• _STATED EXERCISE_:
In the listing below, locate the lines that hold the string "石块没有下滑时". Copy those lines.
* begin RECORD EXTRACTS *
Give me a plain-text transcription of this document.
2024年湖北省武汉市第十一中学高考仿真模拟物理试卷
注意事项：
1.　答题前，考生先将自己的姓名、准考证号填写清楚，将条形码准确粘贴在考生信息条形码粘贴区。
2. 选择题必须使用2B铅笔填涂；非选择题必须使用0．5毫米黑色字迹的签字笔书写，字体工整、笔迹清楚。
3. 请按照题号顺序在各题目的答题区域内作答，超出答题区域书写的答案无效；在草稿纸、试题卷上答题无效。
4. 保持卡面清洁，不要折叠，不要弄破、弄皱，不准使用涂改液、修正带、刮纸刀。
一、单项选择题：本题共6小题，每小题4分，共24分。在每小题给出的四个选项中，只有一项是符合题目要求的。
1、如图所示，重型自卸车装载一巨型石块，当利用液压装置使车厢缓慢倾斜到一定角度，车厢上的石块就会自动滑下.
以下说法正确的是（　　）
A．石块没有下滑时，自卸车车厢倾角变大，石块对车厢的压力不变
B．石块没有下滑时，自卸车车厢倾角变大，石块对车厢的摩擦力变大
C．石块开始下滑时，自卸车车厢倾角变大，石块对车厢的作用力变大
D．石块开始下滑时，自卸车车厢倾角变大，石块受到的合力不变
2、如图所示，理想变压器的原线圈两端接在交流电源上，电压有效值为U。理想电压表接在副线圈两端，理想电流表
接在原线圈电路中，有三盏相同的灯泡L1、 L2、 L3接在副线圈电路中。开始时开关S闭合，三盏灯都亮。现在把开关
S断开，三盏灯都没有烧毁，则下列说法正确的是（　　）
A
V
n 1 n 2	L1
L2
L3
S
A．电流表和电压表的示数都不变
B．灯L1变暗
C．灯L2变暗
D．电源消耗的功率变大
* end RECORD EXTRACTS *
• _SOLUTION TO THE PROBLEM_:
A．石块没有下滑时，自卸车车厢倾角变大，石块对车厢的压力不变
B．石块没有下滑时，自卸车车厢倾角变大，石块对车厢的摩擦力变大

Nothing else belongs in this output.